第3戦富士でGT-Rふたたび! 昨年の覇者が今季初勝利【SUPER GT 09】

2009.05.05 自動車ニュース
カップを高々と掲げ優勝を喜ぶ、No.1 MOTUL AUTECH GT-Rのブノワ・トレルイエ(写真左)と本山哲。
第3戦富士でGT-Rふたたび! 昨年の覇者が今季初勝利【SUPER GT 09】

【SUPER GT 09】第3戦富士でGT-Rふたたび! 昨年の覇者が今季初勝利

前回のレースで連勝記録更新の夢絶たれたGT-Rが、レクサスのお膝元で、再び勝利の雄叫びをあげた。
2009年5月4日、静岡県の富士スピードウェイで開催されたSUPER GT第3戦。ポールポジションからスタートしたNo.1 MOTUL AUTECH GT-R(本山哲/B・トレルイエ組)が勝利し、GT-R勢として今季2つ目の勝ち星を手にした。2位はNo.36 PETRONAS TOM'S SC430(脇阪寿一/A・ロッテラー組)、3位にNo.8 ARTA NSX(R・ファーマン/伊沢拓也組)が続き、3メーカーが表彰台を分け合った。

GT500クラスのスタートシーン。
GT500クラスのスタートシーン。
軽い燃料タンクを武器に、スタート直後に猛ダッシュを見せ、8位スタートからトップに躍り出たNo.24 HIS ADVAN KONDO GT-R(J.P・デ・オリベイラ/荒聖治組)。
軽い燃料タンクを武器に、スタート直後に猛ダッシュを見せ、8位スタートからトップに躍り出たNo.24 HIS ADVAN KONDO GT-R(J.P・デ・オリベイラ/荒聖治組)。

■2台のGT-Rがレースを牽引

シリーズを通じて2番目に長い距離で争われる第3戦。今回の400kmレースでは2度のピットインが義務付けられ、その都度ドライバー交代を行わなければならない。つまり、スタートドライバーが2回目のピットストップ後のスティントを担当することが必須条件となる。

そんななか、まずオープニングラップで大きくポジションアップしたのが予選8位のNo.24 HIS ADVAN KONDO GT-R。上位陣のうち2台が絡むアクシデントをかき分け、あっという間に2番手を獲得。その勢いで、ポールポジションからスタートしたNo.1 MOTUL AUTECH GT-Rまでも逆転し、暫定トップに立った。

だが、「チーム総合力」が勝敗を分けるSUPER GT。No.1のGT-Rはその大事な“力”のひとつ、ピット作業でトップへの逆転劇を披露した。No.24 GT-Rに続き同一周回でピットインしたNo.1 GT-Rのピットクルーは作業でライバルチームを約4秒も凌ぎ、ひと足先にマシンコースへ送り出すことに成功した。

No.1 MOTUL AUTECH GT-R(本山哲/ブノワ・トレルイエ組)のピットワーク。開幕から運に見放され勝利に手が届かなかった昨年の王者が、三度目の正直で栄冠を手にした。
第3戦富士でGT-Rふたたび! 昨年の覇者が今季初勝利【SUPER GT 09】

■ピット作業が勝負の分かれ目

No.1 GT-Rにとって、2回目のピットインもライバルに差をつけるチャンスとなった。

課題の要件:
上の記事について、次の問いに答えてください。
(a) SUPER GT第3戦は、いつ、どこで開催されましたか。
(b) 今回の400kmレースでは、何度のピットインが義務付けられていましたか。
(c) 最初のピットインで、No.1 GT-Rのピットクルーは作業でライバルチームを約何秒凌ぎましたか。

(文書構造認識データ)
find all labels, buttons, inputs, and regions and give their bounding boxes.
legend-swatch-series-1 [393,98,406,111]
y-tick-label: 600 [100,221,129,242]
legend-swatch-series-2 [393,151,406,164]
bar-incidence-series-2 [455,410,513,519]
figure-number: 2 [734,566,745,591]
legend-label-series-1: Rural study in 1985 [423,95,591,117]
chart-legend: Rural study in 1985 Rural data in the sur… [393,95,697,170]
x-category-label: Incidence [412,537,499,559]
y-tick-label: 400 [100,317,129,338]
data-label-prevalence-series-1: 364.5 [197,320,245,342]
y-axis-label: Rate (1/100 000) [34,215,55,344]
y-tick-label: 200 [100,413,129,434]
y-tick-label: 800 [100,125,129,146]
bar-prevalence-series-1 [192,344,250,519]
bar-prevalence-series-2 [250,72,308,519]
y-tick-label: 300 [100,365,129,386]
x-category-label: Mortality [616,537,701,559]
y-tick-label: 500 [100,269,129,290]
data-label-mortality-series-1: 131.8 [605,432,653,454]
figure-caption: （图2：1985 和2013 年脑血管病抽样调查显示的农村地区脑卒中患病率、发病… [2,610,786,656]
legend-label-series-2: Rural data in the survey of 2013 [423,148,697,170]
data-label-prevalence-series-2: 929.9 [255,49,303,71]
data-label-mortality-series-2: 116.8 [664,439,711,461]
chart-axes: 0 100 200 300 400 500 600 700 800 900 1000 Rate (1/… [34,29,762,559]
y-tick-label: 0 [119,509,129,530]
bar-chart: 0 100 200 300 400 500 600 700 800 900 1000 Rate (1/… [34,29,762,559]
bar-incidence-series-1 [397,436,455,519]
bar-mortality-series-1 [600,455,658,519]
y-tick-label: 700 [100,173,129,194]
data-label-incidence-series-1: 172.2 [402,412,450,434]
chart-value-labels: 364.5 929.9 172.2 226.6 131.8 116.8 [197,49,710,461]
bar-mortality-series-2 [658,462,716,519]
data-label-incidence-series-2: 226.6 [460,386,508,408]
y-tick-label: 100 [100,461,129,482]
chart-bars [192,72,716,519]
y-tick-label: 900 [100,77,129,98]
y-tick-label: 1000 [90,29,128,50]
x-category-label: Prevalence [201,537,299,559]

課題の解答:
(a) 2009年5月4日、静岡県の富士スピードウェイで開催されました。
(b) 2度です。
(c) 約4秒です。